Material for the task:
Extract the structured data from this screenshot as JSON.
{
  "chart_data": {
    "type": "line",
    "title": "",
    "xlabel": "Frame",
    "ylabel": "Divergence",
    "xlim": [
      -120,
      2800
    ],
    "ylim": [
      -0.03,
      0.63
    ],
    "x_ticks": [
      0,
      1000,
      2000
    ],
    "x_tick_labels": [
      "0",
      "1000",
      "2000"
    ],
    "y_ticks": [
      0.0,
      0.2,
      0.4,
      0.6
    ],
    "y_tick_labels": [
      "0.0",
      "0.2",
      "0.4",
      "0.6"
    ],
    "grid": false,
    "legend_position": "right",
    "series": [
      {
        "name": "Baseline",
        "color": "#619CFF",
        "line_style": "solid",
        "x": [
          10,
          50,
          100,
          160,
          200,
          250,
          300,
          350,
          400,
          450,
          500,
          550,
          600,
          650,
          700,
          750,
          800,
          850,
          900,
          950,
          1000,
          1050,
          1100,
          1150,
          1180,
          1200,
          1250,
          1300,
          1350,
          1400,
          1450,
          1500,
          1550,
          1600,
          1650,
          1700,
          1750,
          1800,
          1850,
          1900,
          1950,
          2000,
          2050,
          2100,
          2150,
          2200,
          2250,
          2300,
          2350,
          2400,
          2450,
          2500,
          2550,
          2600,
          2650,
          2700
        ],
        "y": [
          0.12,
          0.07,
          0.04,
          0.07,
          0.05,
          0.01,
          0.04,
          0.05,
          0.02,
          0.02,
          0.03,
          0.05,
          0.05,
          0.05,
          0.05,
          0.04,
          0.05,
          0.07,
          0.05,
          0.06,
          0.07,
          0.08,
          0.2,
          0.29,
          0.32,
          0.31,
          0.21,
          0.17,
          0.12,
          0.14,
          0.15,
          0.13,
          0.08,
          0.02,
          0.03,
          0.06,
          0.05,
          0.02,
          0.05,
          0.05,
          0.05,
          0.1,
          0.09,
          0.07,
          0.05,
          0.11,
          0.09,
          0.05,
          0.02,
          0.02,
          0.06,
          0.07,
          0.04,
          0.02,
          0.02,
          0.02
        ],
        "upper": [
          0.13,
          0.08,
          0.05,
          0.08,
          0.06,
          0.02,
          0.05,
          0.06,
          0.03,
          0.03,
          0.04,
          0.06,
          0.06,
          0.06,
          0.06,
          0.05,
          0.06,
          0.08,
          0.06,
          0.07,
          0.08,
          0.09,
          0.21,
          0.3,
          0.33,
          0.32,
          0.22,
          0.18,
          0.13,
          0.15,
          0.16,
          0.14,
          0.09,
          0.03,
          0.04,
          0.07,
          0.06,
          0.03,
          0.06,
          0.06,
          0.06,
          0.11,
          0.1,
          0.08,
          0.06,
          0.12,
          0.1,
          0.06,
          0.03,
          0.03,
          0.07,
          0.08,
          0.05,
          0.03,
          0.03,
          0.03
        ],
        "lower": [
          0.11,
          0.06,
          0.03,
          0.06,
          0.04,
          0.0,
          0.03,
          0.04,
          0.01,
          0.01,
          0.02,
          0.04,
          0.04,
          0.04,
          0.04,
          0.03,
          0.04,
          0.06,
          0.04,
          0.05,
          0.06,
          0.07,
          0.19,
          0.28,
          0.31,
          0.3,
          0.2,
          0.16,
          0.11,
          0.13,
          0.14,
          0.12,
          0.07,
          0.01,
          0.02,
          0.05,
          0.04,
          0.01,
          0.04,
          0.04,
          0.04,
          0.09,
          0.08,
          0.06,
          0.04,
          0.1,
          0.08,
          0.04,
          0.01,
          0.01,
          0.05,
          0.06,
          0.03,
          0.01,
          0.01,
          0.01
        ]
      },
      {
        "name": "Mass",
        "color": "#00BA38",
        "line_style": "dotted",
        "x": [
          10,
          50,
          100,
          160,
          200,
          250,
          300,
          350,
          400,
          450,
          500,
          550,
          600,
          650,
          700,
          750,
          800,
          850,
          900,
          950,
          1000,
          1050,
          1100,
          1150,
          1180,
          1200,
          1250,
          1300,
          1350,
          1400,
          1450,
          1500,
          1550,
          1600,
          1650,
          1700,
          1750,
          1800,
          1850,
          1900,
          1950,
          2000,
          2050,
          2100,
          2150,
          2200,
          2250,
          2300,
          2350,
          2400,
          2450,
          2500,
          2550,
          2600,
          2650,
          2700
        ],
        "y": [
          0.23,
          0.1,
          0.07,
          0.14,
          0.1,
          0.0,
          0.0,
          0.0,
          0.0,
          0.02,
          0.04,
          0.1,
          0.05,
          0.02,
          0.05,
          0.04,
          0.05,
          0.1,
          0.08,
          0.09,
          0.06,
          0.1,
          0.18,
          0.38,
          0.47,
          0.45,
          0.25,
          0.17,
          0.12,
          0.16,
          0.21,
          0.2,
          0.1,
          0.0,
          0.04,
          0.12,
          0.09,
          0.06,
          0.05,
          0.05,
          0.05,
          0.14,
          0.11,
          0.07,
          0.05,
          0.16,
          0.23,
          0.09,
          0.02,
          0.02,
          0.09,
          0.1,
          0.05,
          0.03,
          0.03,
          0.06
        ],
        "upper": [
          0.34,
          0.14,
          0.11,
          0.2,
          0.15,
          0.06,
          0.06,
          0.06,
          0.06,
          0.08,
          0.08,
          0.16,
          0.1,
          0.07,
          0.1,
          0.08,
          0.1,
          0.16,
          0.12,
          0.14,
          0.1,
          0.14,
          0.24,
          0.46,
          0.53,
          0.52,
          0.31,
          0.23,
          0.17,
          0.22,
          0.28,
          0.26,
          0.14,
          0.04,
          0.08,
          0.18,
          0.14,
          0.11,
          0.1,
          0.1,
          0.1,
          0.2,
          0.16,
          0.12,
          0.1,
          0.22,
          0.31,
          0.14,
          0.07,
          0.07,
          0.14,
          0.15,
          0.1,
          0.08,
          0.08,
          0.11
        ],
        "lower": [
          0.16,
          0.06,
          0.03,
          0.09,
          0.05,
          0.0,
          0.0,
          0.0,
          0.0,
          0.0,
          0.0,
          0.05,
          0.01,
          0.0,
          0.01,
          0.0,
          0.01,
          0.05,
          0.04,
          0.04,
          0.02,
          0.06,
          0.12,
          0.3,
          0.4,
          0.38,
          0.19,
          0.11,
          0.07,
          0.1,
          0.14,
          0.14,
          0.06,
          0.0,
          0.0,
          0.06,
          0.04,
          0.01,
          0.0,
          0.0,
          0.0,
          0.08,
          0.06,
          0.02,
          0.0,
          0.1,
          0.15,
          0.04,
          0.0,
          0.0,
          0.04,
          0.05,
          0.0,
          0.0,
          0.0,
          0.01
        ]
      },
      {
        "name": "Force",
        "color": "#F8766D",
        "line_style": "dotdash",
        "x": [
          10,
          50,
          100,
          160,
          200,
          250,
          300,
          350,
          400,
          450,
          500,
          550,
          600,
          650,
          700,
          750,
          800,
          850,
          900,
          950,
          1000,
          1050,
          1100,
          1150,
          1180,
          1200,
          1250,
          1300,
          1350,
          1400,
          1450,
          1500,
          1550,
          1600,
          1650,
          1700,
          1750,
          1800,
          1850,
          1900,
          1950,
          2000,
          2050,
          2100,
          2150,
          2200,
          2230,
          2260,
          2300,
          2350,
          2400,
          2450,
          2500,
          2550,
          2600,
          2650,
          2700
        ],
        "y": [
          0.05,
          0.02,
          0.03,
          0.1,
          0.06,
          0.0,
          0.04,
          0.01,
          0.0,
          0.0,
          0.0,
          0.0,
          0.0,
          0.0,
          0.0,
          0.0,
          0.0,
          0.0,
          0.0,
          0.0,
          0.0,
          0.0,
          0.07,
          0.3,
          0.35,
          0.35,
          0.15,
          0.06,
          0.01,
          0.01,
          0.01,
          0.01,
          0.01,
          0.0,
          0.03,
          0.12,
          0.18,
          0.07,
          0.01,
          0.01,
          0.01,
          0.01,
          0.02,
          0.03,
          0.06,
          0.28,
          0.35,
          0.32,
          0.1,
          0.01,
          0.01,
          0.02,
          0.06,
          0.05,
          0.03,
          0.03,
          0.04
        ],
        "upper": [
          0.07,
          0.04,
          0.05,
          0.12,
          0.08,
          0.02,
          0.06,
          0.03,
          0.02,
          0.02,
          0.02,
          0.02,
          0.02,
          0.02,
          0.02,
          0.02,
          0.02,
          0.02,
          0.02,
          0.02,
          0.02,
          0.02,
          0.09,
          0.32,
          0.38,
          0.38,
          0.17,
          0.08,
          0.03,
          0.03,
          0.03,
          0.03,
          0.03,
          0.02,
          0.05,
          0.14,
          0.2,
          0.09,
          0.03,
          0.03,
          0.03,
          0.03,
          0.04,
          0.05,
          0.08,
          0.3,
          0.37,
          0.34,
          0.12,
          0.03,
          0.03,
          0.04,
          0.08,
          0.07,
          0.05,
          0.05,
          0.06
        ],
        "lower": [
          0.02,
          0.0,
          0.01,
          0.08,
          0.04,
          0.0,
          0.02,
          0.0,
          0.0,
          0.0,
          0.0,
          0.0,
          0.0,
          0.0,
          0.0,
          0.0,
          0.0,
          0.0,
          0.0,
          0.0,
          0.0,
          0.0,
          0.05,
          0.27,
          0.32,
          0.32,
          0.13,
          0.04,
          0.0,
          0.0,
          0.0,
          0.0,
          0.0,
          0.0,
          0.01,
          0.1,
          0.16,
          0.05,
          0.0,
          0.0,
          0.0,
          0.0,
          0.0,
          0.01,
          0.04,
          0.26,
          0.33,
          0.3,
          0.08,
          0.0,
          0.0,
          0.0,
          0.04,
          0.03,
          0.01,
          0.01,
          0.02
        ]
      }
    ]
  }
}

Set exercise: Gather each line in the data that holds the string "color".

Task answer:
        "color": "#619CFF",
        "color": "#00BA38",
        "color": "#F8766D",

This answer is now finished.